Stated problem =>
Write the data below out exactly as it stands. Do not include the pictures.

Dataset excerpts =>

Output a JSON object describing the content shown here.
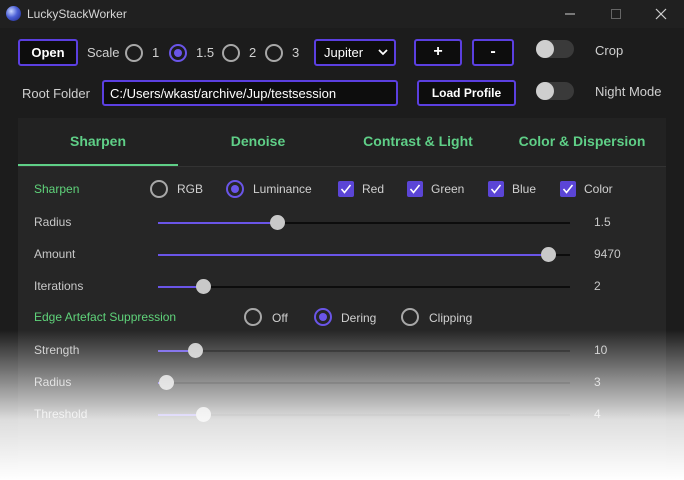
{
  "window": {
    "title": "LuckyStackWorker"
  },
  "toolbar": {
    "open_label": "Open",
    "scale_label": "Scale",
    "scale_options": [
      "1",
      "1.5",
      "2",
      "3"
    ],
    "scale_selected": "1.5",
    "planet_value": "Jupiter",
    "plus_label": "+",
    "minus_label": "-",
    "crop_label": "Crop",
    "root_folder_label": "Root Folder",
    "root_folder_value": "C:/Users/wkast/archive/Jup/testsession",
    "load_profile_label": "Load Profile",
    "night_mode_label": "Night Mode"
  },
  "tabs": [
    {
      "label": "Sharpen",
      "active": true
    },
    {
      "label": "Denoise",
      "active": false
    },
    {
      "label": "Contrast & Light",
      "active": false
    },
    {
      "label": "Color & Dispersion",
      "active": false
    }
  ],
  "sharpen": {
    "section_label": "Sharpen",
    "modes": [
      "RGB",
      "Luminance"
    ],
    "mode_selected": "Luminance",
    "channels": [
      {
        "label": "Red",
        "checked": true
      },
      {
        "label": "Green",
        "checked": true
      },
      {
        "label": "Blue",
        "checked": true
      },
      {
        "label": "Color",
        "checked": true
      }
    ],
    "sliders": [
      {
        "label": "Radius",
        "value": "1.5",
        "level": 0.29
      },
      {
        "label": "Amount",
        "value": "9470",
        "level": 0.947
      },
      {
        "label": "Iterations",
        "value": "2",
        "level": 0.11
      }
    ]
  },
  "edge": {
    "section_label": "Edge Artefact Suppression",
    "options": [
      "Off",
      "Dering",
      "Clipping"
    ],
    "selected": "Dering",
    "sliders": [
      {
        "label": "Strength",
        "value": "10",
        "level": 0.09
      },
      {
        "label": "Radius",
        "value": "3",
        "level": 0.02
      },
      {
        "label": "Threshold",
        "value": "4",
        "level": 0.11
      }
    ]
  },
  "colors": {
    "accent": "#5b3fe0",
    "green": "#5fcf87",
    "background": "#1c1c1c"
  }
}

Task response =>
Output a JSON object describing the content shown here.
{
  "window": {
    "title": "LuckyStackWorker"
  },
  "toolbar": {
    "open_label": "Open",
    "scale_label": "Scale",
    "scale_options": [
      "1",
      "1.5",
      "2",
      "3"
    ],
    "scale_selected": "1.5",
    "planet_value": "Jupiter",
    "plus_label": "+",
    "minus_label": "-",
    "crop_label": "Crop",
    "root_folder_label": "Root Folder",
    "root_folder_value": "C:/Users/wkast/archive/Jup/testsession",
    "load_profile_label": "Load Profile",
    "night_mode_label": "Night Mode"
  },
  "tabs": [
    {
      "label": "Sharpen",
      "active": true
    },
    {
      "label": "Denoise",
      "active": false
    },
    {
      "label": "Contrast & Light",
      "active": false
    },
    {
      "label": "Color & Dispersion",
      "active": false
    }
  ],
  "sharpen": {
    "section_label": "Sharpen",
    "modes": [
      "RGB",
      "Luminance"
    ],
    "mode_selected": "Luminance",
    "channels": [
      {
        "label": "Red",
        "checked": true
      },
      {
        "label": "Green",
        "checked": true
      },
      {
        "label": "Blue",
        "checked": true
      },
      {
        "label": "Color",
        "checked": true
      }
    ],
    "sliders": [
      {
        "label": "Radius",
        "value": "1.5",
        "level": 0.29
      },
      {
        "label": "Amount",
        "value": "9470",
        "level": 0.947
      },
      {
        "label": "Iterations",
        "value": "2",
        "level": 0.11
      }
    ]
  },
  "edge": {
    "section_label": "Edge Artefact Suppression",
    "options": [
      "Off",
      "Dering",
      "Clipping"
    ],
    "selected": "Dering",
    "sliders": [
      {
        "label": "Strength",
        "value": "10",
        "level": 0.09
      },
      {
        "label": "Radius",
        "value": "3",
        "level": 0.02
      },
      {
        "label": "Threshold",
        "value": "4",
        "level": 0.11
      }
    ]
  },
  "colors": {
    "accent": "#5b3fe0",
    "green": "#5fcf87",
    "background": "#1c1c1c"
  }
}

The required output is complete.